• _YOUR TASK_: Repeat every line of the listing below exactly, minus the pictures.

++++

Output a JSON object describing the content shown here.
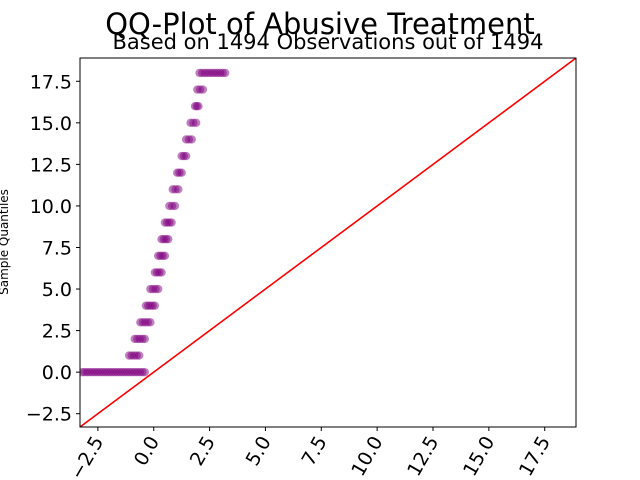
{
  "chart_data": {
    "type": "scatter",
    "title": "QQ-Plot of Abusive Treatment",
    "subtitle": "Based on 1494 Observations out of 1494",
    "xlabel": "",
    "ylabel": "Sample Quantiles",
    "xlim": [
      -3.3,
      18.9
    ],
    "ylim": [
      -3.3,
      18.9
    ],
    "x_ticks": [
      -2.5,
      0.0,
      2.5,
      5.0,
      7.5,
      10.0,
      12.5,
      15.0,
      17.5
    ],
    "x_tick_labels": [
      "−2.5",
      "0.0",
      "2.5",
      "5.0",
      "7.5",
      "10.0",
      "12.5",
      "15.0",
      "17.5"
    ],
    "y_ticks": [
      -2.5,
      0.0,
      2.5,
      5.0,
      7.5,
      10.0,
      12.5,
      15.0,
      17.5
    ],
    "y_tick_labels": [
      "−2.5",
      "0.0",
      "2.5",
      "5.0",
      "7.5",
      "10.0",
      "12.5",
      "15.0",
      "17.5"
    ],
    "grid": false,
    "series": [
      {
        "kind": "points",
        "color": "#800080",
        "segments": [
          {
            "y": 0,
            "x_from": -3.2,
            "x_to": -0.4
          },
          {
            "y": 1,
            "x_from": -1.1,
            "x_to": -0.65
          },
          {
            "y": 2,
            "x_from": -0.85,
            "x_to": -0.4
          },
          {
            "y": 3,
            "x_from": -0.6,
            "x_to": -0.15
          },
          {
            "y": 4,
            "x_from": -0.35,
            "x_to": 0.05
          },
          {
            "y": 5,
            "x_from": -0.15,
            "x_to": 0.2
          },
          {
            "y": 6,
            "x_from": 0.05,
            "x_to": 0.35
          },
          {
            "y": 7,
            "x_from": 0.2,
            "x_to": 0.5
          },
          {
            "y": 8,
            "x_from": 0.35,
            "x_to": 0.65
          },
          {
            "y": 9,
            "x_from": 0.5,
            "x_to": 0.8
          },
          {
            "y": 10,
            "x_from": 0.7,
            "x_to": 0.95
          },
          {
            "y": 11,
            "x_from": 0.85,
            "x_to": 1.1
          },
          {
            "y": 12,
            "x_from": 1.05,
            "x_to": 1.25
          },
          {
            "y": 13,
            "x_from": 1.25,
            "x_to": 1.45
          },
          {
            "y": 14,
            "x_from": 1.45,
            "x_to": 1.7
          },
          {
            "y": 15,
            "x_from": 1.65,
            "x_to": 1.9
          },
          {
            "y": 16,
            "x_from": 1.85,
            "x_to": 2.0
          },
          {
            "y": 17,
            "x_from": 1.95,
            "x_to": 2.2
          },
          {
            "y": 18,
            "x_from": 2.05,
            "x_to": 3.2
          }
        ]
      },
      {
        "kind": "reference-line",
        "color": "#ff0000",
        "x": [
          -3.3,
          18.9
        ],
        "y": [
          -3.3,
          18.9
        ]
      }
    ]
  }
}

++++

• _CORRECT RESULT_:
Output a JSON object describing the content shown here.
{
  "chart_data": {
    "type": "scatter",
    "title": "QQ-Plot of Abusive Treatment",
    "subtitle": "Based on 1494 Observations out of 1494",
    "xlabel": "",
    "ylabel": "Sample Quantiles",
    "xlim": [
      -3.3,
      18.9
    ],
    "ylim": [
      -3.3,
      18.9
    ],
    "x_ticks": [
      -2.5,
      0.0,
      2.5,
      5.0,
      7.5,
      10.0,
      12.5,
      15.0,
      17.5
    ],
    "x_tick_labels": [
      "−2.5",
      "0.0",
      "2.5",
      "5.0",
      "7.5",
      "10.0",
      "12.5",
      "15.0",
      "17.5"
    ],
    "y_ticks": [
      -2.5,
      0.0,
      2.5,
      5.0,
      7.5,
      10.0,
      12.5,
      15.0,
      17.5
    ],
    "y_tick_labels": [
      "−2.5",
      "0.0",
      "2.5",
      "5.0",
      "7.5",
      "10.0",
      "12.5",
      "15.0",
      "17.5"
    ],
    "grid": false,
    "series": [
      {
        "kind": "points",
        "color": "#800080",
        "segments": [
          {
            "y": 0,
            "x_from": -3.2,
            "x_to": -0.4
          },
          {
            "y": 1,
            "x_from": -1.1,
            "x_to": -0.65
          },
          {
            "y": 2,
            "x_from": -0.85,
            "x_to": -0.4
          },
          {
            "y": 3,
            "x_from": -0.6,
            "x_to": -0.15
          },
          {
            "y": 4,
            "x_from": -0.35,
            "x_to": 0.05
          },
          {
            "y": 5,
            "x_from": -0.15,
            "x_to": 0.2
          },
          {
            "y": 6,
            "x_from": 0.05,
            "x_to": 0.35
          },
          {
            "y": 7,
            "x_from": 0.2,
            "x_to": 0.5
          },
          {
            "y": 8,
            "x_from": 0.35,
            "x_to": 0.65
          },
          {
            "y": 9,
            "x_from": 0.5,
            "x_to": 0.8
          },
          {
            "y": 10,
            "x_from": 0.7,
            "x_to": 0.95
          },
          {
            "y": 11,
            "x_from": 0.85,
            "x_to": 1.1
          },
          {
            "y": 12,
            "x_from": 1.05,
            "x_to": 1.25
          },
          {
            "y": 13,
            "x_from": 1.25,
            "x_to": 1.45
          },
          {
            "y": 14,
            "x_from": 1.45,
            "x_to": 1.7
          },
          {
            "y": 15,
            "x_from": 1.65,
            "x_to": 1.9
          },
          {
            "y": 16,
            "x_from": 1.85,
            "x_to": 2.0
          },
          {
            "y": 17,
            "x_from": 1.95,
            "x_to": 2.2
          },
          {
            "y": 18,
            "x_from": 2.05,
            "x_to": 3.2
          }
        ]
      },
      {
        "kind": "reference-line",
        "color": "#ff0000",
        "x": [
          -3.3,
          18.9
        ],
        "y": [
          -3.3,
          18.9
        ]
      }
    ]
  }
}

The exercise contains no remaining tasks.